— Begin Supplied data —

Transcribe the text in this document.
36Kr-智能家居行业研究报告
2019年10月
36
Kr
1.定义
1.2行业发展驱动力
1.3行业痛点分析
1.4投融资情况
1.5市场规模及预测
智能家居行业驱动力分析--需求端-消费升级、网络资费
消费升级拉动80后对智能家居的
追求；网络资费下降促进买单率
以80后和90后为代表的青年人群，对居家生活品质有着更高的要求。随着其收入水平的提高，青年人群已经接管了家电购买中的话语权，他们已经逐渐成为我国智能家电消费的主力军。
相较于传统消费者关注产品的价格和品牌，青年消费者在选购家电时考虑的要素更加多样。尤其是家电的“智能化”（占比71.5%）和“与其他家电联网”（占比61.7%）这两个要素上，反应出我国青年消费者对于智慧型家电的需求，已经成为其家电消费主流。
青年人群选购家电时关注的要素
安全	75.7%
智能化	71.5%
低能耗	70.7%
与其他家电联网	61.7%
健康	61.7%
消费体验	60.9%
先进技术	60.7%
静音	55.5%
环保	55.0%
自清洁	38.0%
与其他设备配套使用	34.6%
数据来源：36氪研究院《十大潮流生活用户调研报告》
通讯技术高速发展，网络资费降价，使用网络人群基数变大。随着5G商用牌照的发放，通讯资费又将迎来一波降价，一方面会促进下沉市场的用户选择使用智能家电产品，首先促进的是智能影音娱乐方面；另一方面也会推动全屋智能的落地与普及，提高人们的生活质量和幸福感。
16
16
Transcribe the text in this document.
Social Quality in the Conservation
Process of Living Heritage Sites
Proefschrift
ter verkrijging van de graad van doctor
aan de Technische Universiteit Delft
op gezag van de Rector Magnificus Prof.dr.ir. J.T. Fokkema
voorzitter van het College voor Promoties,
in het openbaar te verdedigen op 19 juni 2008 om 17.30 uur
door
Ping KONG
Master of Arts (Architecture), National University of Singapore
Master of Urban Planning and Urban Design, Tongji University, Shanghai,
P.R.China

— End Supplied data —

Required work: Write out the records above again, keeping each one identical to the original.

Answer to this problem:
Transcribe the text in this document.
36Kr-智能家居行业研究报告
2019年10月
36
Kr
1.定义
1.2行业发展驱动力
1.3行业痛点分析
1.4投融资情况
1.5市场规模及预测
智能家居行业驱动力分析--需求端-消费升级、网络资费
消费升级拉动80后对智能家居的
追求；网络资费下降促进买单率
以80后和90后为代表的青年人群，对居家生活品质有着更高的要求。随着其收入水平的提高，青年人群已经接管了家电购买中的话语权，他们已经逐渐成为我国智能家电消费的主力军。
相较于传统消费者关注产品的价格和品牌，青年消费者在选购家电时考虑的要素更加多样。尤其是家电的“智能化”（占比71.5%）和“与其他家电联网”（占比61.7%）这两个要素上，反应出我国青年消费者对于智慧型家电的需求，已经成为其家电消费主流。
青年人群选购家电时关注的要素
安全	75.7%
智能化	71.5%
低能耗	70.7%
与其他家电联网	61.7%
健康	61.7%
消费体验	60.9%
先进技术	60.7%
静音	55.5%
环保	55.0%
自清洁	38.0%
与其他设备配套使用	34.6%
数据来源：36氪研究院《十大潮流生活用户调研报告》
通讯技术高速发展，网络资费降价，使用网络人群基数变大。随着5G商用牌照的发放，通讯资费又将迎来一波降价，一方面会促进下沉市场的用户选择使用智能家电产品，首先促进的是智能影音娱乐方面；另一方面也会推动全屋智能的落地与普及，提高人们的生活质量和幸福感。
16
16
Transcribe the text in this document.
Social Quality in the Conservation
Process of Living Heritage Sites
Proefschrift
ter verkrijging van de graad van doctor
aan de Technische Universiteit Delft
op gezag van de Rector Magnificus Prof.dr.ir. J.T. Fokkema
voorzitter van het College voor Promoties,
in het openbaar te verdedigen op 19 juni 2008 om 17.30 uur
door
Ping KONG
Master of Arts (Architecture), National University of Singapore
Master of Urban Planning and Urban Design, Tongji University, Shanghai,
P.R.China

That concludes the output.